## begin Available data

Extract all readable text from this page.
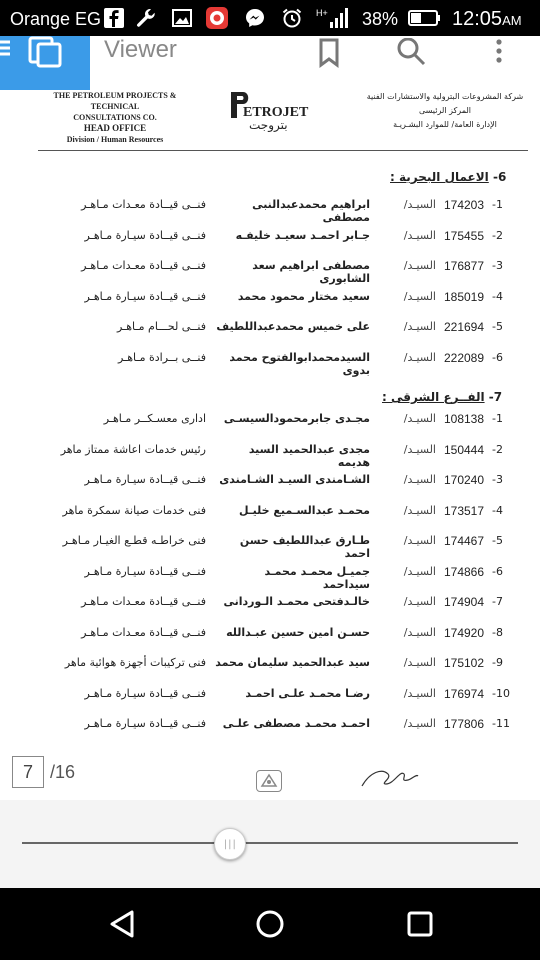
Orange EG	H+ 38%	12:05AM
Viewer
THE PETROLEUM PROJECTS & TECHNICAL
CONSULTATIONS CO.
HEAD OFFICE
Division / Human Resources
ETROJET
بتروجت
شركة المشروعات البترولية والاستشارات الفنية
المركز الرئيسى
الإدارة العامة/ للموارد البشـريـة
6- الاعمال البحرية :
-1
174203
السيـد/
ابراهيم محمدعبدالنبى مصطفى
فنــى قيــادة معـدات مـاهـر
-2
175455
السيـد/
جـابر احمـد سعيـد خليفـه
فنــى قيــادة سيـارة مـاهـر
-3
176877
السيـد/
مصطفى ابراهيم سعد الشابورى
فنــى قيــادة معـدات مـاهـر
-4
185019
السيـد/
سعيد مختار محمود محمد
فنــى قيــادة سيـارة مـاهـر
-5
221694
السيـد/
على خميس محمدعبداللطيف
فنــى لحـــام مـاهـر
-6
222089
السيـد/
السيدمحمدابوالفتوح محمد بدوى
فنــى بــرادة مـاهـر
7- الفــرع الشرقى :
-1
108138
السيـد/
مجـدى جابرمحمودالسيسـى
ادارى معسـكــر مـاهـر
-2
150444
السيـد/
مجدى عبدالحميد السيد هديمه
رئيس خدمات اعاشة ممتاز ماهر
-3
170240
السيـد/
الشـامندى السيـد الشـامندى
فنــى قيــادة سيـارة مـاهـر
-4
173517
السيـد/
محمـد عبدالسـميع خليـل
فنى خدمات صيانة سمكرة ماهر
-5
174467
السيـد/
طـارق عبداللطيف حسن احمد
فنى خراطـه قطـع الغيـار مـاهـر
-6
174866
السيـد/
جميـل محمـد محمـد سيداحمد
فنــى قيــادة سيـارة مـاهـر
-7
174904
السيـد/
خالـدفتحى محمـد الـوردانى
فنــى قيــادة معـدات مـاهـر
-8
174920
السيـد/
حسـن امين حسين عبـدالله
فنــى قيــادة معـدات مـاهـر
-9
175102
السيـد/
سيد عبدالحميد سليمان محمد
فنى تركيبات أجهزة هوائية ماهر
-10
176974
السيـد/
رضـا محمـد علـى احمـد
فنــى قيــادة سيـارة مـاهـر
-11
177806
السيـد/
احمـد محمـد مصطفى علـى
فنــى قيــادة سيـارة مـاهـر
7 /16
|||
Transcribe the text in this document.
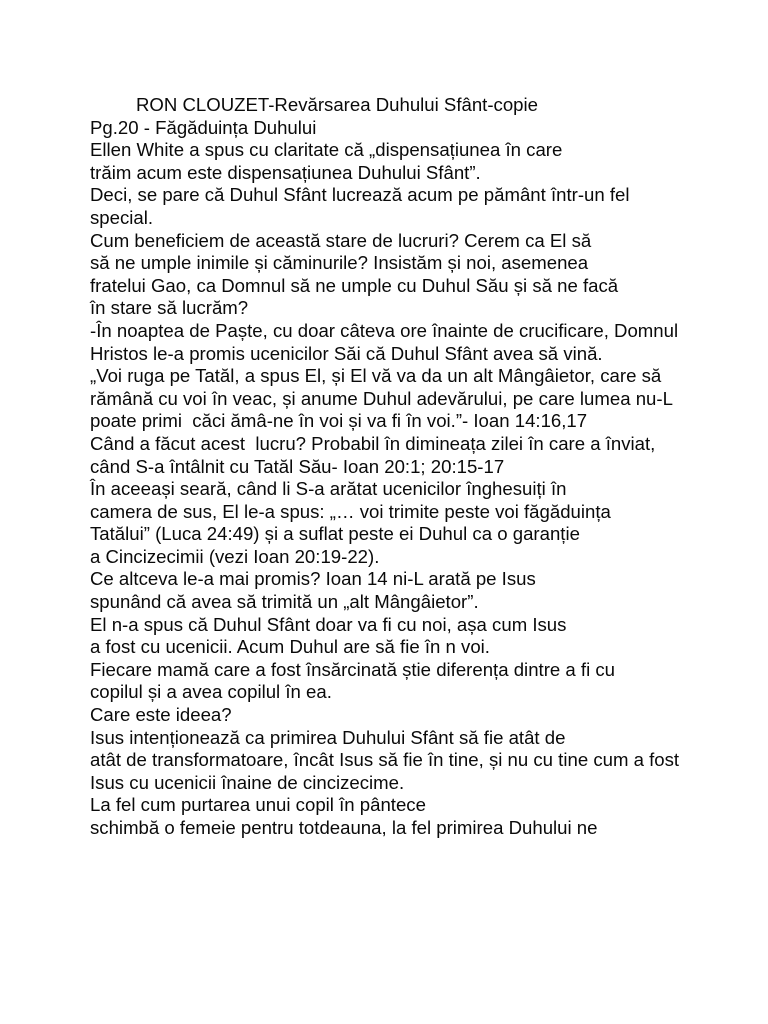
RON CLOUZET-Revărsarea Duhului Sfânt-copie
Pg.20 - Făgăduința Duhului
Ellen White a spus cu claritate că „dispensațiunea în care
trăim acum este dispensațiunea Duhului Sfânt”.
Deci, se pare că Duhul Sfânt lucrează acum pe pământ într-un fel
special.
Cum beneficiem de această stare de lucruri? Cerem ca El să
să ne umple inimile și căminurile? Insistăm și noi, asemenea
fratelui Gao, ca Domnul să ne umple cu Duhul Său și să ne facă
în stare să lucrăm?
-În noaptea de Paște, cu doar câteva ore înainte de crucificare, Domnul
Hristos le-a promis ucenicilor Săi că Duhul Sfânt avea să vină.
„Voi ruga pe Tatăl, a spus El, și El vă va da un alt Mângâietor, care să
rămână cu voi în veac, și anume Duhul adevărului, pe care lumea nu-L
poate primi  căci ămâ-ne în voi și va fi în voi.”- Ioan 14:16,17
Când a făcut acest  lucru? Probabil în dimineața zilei în care a înviat,
când S-a întâlnit cu Tatăl Său- Ioan 20:1; 20:15-17
În aceeași seară, când li S-a arătat ucenicilor înghesuiți în
camera de sus, El le-a spus: „… voi trimite peste voi făgăduința
Tatălui” (Luca 24:49) și a suflat peste ei Duhul ca o garanție
a Cincizecimii (vezi Ioan 20:19-22).
Ce altceva le-a mai promis? Ioan 14 ni-L arată pe Isus
spunând că avea să trimită un „alt Mângâietor”.
El n-a spus că Duhul Sfânt doar va fi cu noi, așa cum Isus
a fost cu ucenicii. Acum Duhul are să fie în n voi.
Fiecare mamă care a fost însărcinată știe diferența dintre a fi cu
copilul și a avea copilul în ea.
Care este ideea?
Isus intenționează ca primirea Duhului Sfânt să fie atât de
atât de transformatoare, încât Isus să fie în tine, și nu cu tine cum a fost
Isus cu ucenicii înaine de cincizecime.
La fel cum purtarea unui copil în pântece
schimbă o femeie pentru totdeauna, la fel primirea Duhului ne
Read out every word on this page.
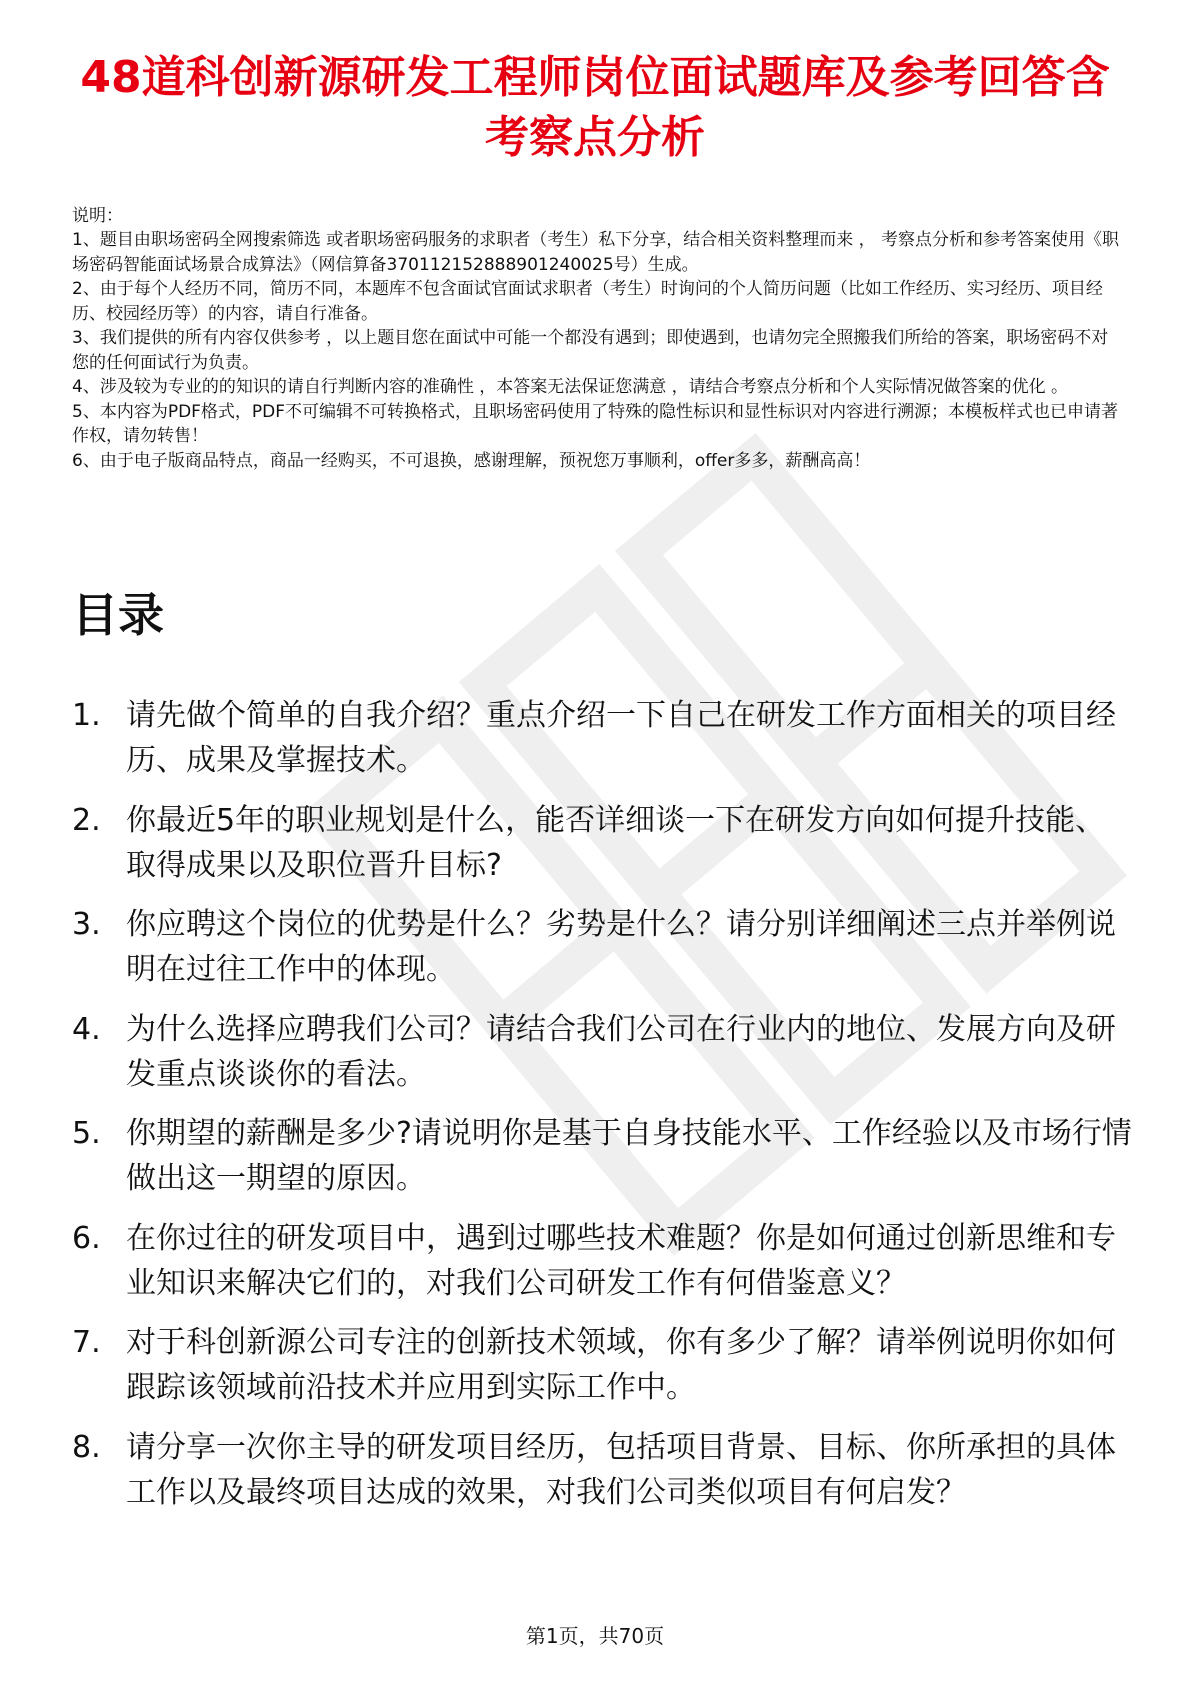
48道科创新源研发工程师岗位面试题库及参考回答含考察点分析
说明：

1、题目由职场密码全网搜索筛选 或者职场密码服务的求职者（考生）私下分享，结合相关资料整理而来 ， 考察点分析和参考答案使用《职场密码智能面试场景合成算法》（网信算备370112152888901240025号）生成。

2、由于每个人经历不同，简历不同，本题库不包含面试官面试求职者（考生）时询问的个人简历问题（比如工作经历、实习经历、项目经历、校园经历等）的内容，请自行准备。

3、我们提供的所有内容仅供参考 ，以上题目您在面试中可能一个都没有遇到；即使遇到，也请勿完全照搬我们所给的答案，职场密码不对您的任何面试行为负责。

4、涉及较为专业的的知识的请自行判断内容的准确性 ，本答案无法保证您满意 ，请结合考察点分析和个人实际情况做答案的优化 。

5、本内容为PDF格式，PDF不可编辑不可转换格式，且职场密码使用了特殊的隐性标识和显性标识对内容进行溯源；本模板样式也已申请著作权，请勿转售！

6、由于电子版商品特点，商品一经购买，不可退换，感谢理解，预祝您万事顺利，offer多多，薪酬高高！

目录
1. 请先做个简单的自我介绍？重点介绍一下自己在研发工作方面相关的项目经历、成果及掌握技术。
2. 你最近5年的职业规划是什么，能否详细谈一下在研发方向如何提升技能、取得成果以及职位晋升目标?
3. 你应聘这个岗位的优势是什么？劣势是什么？请分别详细阐述三点并举例说明在过往工作中的体现。
4. 为什么选择应聘我们公司？请结合我们公司在行业内的地位、发展方向及研发重点谈谈你的看法。
5. 你期望的薪酬是多少?请说明你是基于自身技能水平、工作经验以及市场行情做出这一期望的原因。
6. 在你过往的研发项目中，遇到过哪些技术难题？你是如何通过创新思维和专业知识来解决它们的，对我们公司研发工作有何借鉴意义？
7. 对于科创新源公司专注的创新技术领域，你有多少了解？请举例说明你如何跟踪该领域前沿技术并应用到实际工作中。
8. 请分享一次你主导的研发项目经历，包括项目背景、目标、你所承担的具体工作以及最终项目达成的效果，对我们公司类似项目有何启发？
第1页，共70页
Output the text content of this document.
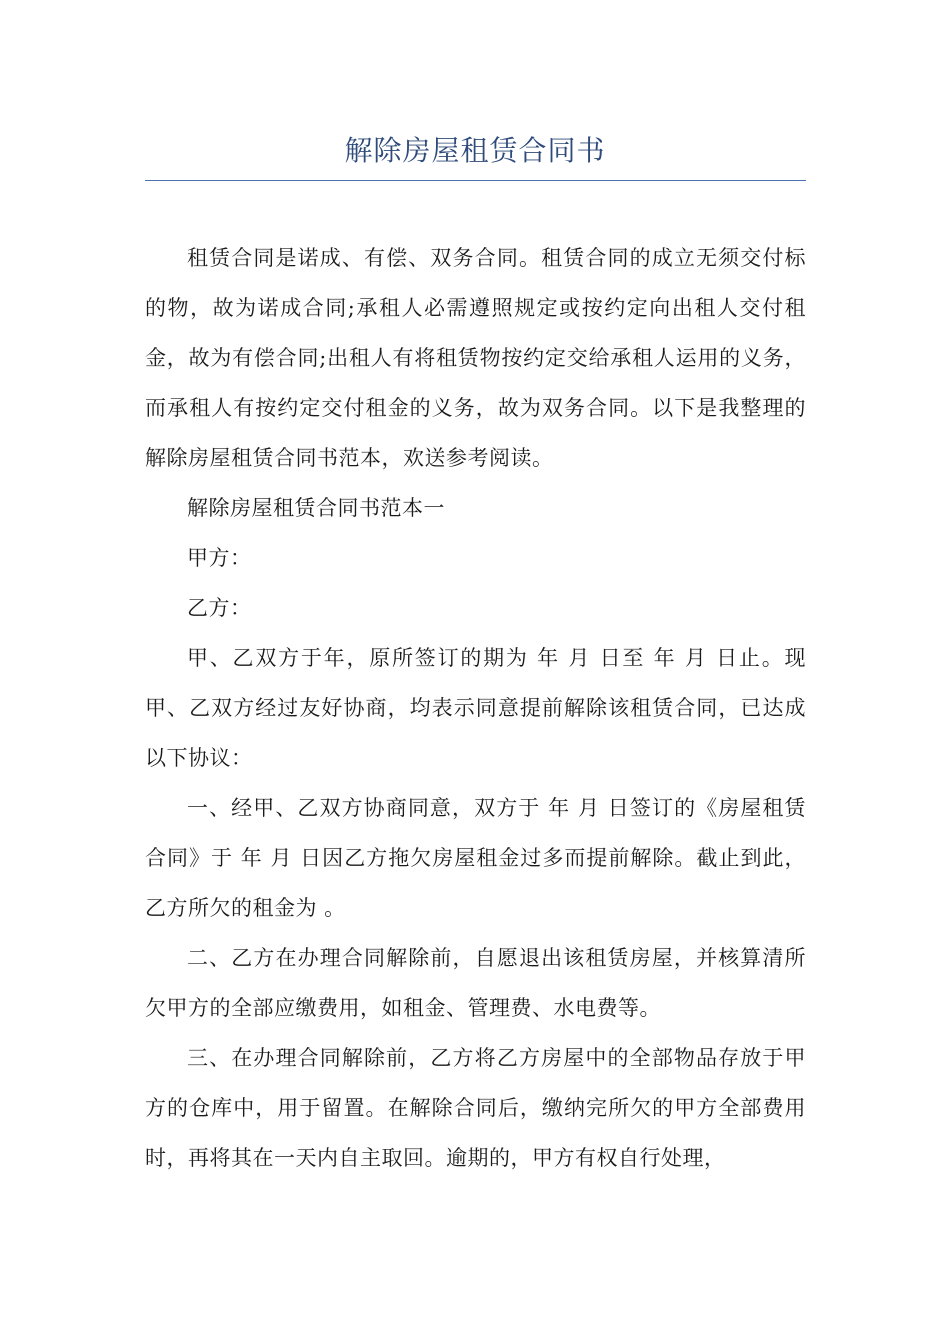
解除房屋租赁合同书

租赁合同是诺成、有偿、双务合同。租赁合同的成立无须交付标的物，故为诺成合同;承租人必需遵照规定或按约定向出租人交付租金，故为有偿合同;出租人有将租赁物按约定交给承租人运用的义务，而承租人有按约定交付租金的义务，故为双务合同。以下是我整理的解除房屋租赁合同书范本，欢送参考阅读。

解除房屋租赁合同书范本一

甲方：

乙方：

甲、乙双方于年，原所签订的期为 年 月 日至 年 月 日止。现甲、乙双方经过友好协商，均表示同意提前解除该租赁合同，已达成以下协议：

一、经甲、乙双方协商同意，双方于 年 月 日签订的《房屋租赁合同》于 年 月 日因乙方拖欠房屋租金过多而提前解除。截止到此，乙方所欠的租金为 。

二、乙方在办理合同解除前，自愿退出该租赁房屋，并核算清所欠甲方的全部应缴费用，如租金、管理费、水电费等。

三、在办理合同解除前，乙方将乙方房屋中的全部物品存放于甲方的仓库中，用于留置。在解除合同后，缴纳完所欠的甲方全部费用时，再将其在一天内自主取回。逾期的，甲方有权自行处理，
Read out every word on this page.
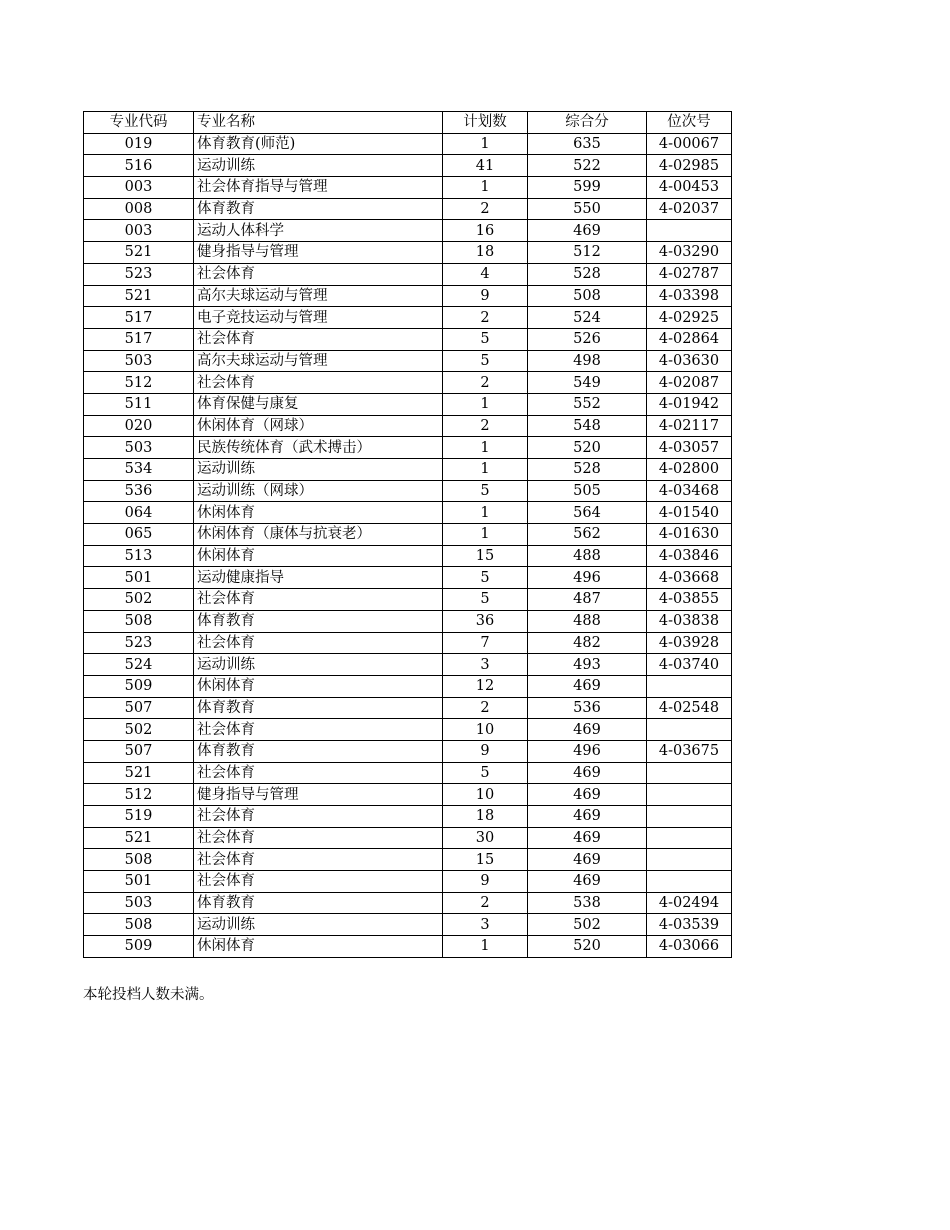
专业代码	专业名称	计划数	综合分	位次号
019	体育教育(师范)	1	635	4-00067
516	运动训练	41	522	4-02985
003	社会体育指导与管理	1	599	4-00453
008	体育教育	2	550	4-02037
003	运动人体科学	16	469	
521	健身指导与管理	18	512	4-03290
523	社会体育	4	528	4-02787
521	高尔夫球运动与管理	9	508	4-03398
517	电子竞技运动与管理	2	524	4-02925
517	社会体育	5	526	4-02864
503	高尔夫球运动与管理	5	498	4-03630
512	社会体育	2	549	4-02087
511	体育保健与康复	1	552	4-01942
020	休闲体育（网球）	2	548	4-02117
503	民族传统体育（武术搏击）	1	520	4-03057
534	运动训练	1	528	4-02800
536	运动训练（网球）	5	505	4-03468
064	休闲体育	1	564	4-01540
065	休闲体育（康体与抗衰老）	1	562	4-01630
513	休闲体育	15	488	4-03846
501	运动健康指导	5	496	4-03668
502	社会体育	5	487	4-03855
508	体育教育	36	488	4-03838
523	社会体育	7	482	4-03928
524	运动训练	3	493	4-03740
509	休闲体育	12	469	
507	体育教育	2	536	4-02548
502	社会体育	10	469	
507	体育教育	9	496	4-03675
521	社会体育	5	469	
512	健身指导与管理	10	469	
519	社会体育	18	469	
521	社会体育	30	469	
508	社会体育	15	469	
501	社会体育	9	469	
503	体育教育	2	538	4-02494
508	运动训练	3	502	4-03539
509	休闲体育	1	520	4-03066
本轮投档人数未满。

## end Available data

• Short task:
Report the number of lines in the entries above that include the word "atât" and add nothing to it.

• Result for this exercise:
2